If the landowner wants more shot, just use the dead coyote to bait more in with. Just my $.02.

lg_mouth


----------



## saugeyeslayer1 (Oct 9, 2004)

I thought it was illeagel to use wild animals for bait.


----------



## lg_mouth (Jun 7, 2004)

If it is illegal, I never knew that. 

lg_mouth


----------



## Moonlighter (Jun 20, 2006)

Don't know where ya live Scott, but Kastaway Kulis in Bedford has the freeze dry service, I'm sure he can turn that into hat for ya. Salt it down, let it ooze out, give em a call and I'm sure he'll tell what to do if it interests ya. Call him first, maybe ya don't need the salt on a yote. I do that on deer before I send em in, but I think the place I use only does deer, elk and bear. If a hide leaks in shipment, they'll toss it immediately.


----------



## ezbite (May 25, 2006)

Procraftboats21 said:


> got a shovel?


thats my vote


----------



## fishon (Apr 20, 2004)

shovel.....

next yote!


----------



## Toolman (Jun 8, 2004)

Scott,

Personally, I think you would look really good fishing while wearing a coyote hat!  

Tim


----------



## reel (Dec 15, 2004)

Great looking mount on the "Practice pictures of mounts" thread

http://www.ohiogamefishing.com/forums/showthread.php?t=60496

...


----------



## snag (Dec 27, 2005)

get it tanned or get the shovel................


----------



## Papascott (Apr 22, 2004)

|---|

▸ JOBS:
• 1. Translate this sentence from the coyote forum thread into Spanish: "If a hide leaks in shipment, they'll toss it immediately."
• 2. Reproduce the part of the coyote forum thread between "## saugeyeslayer1 (Oct" and "never knew that.", inclusive.

▸ SOURCE EXCERPT:
|---|

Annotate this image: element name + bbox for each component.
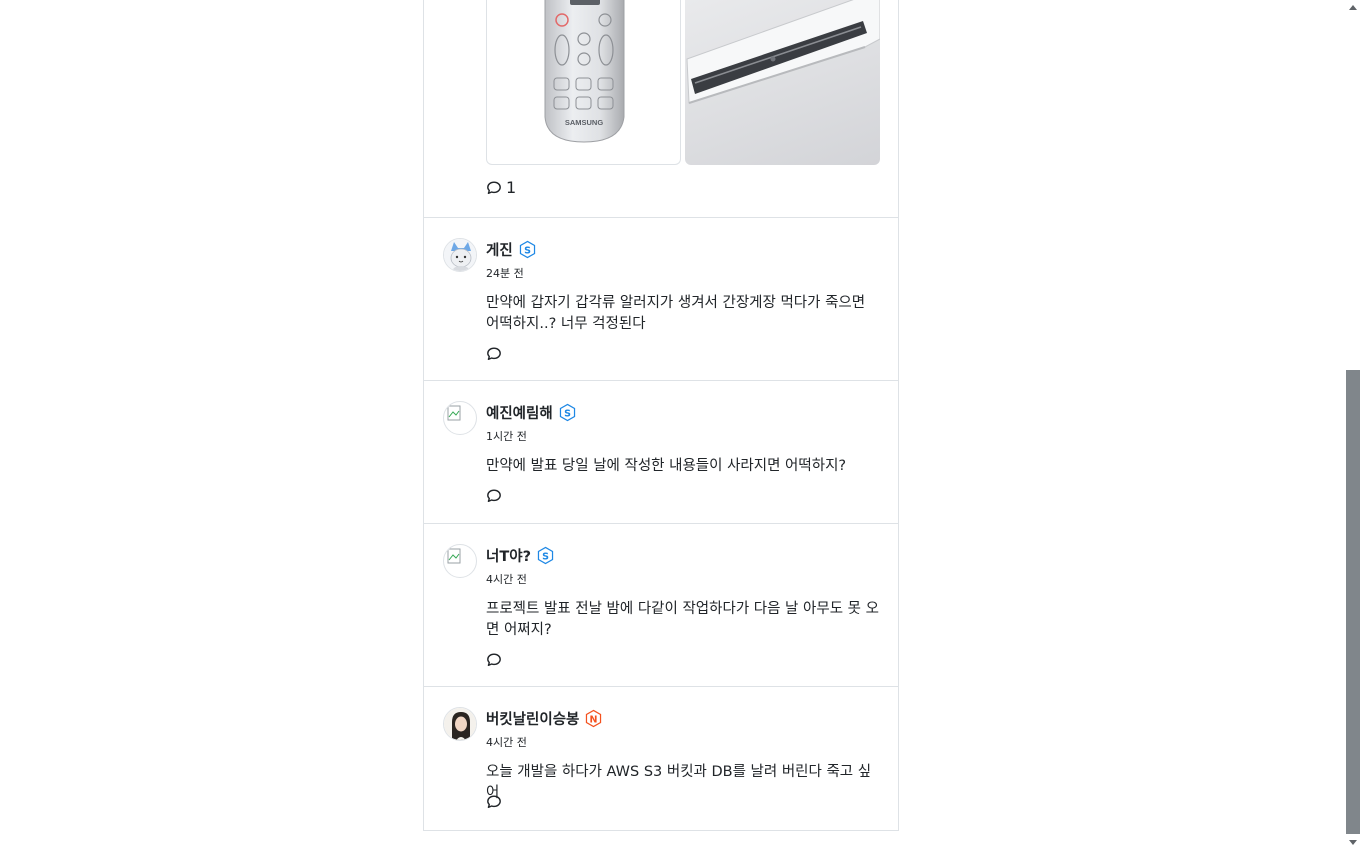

|---|

▸ SOLUTIONS FOR EACH TASK:
• 1. Si una piel gotea durante el envío, la desecharán de inmediato.

• 2.
## saugeyeslayer1 (Oct 9, 2004)

I thought it was illeagel to use wild animals for bait.


----------



## lg_mouth (Jun 7, 2004)

If it is illegal, I never knew that.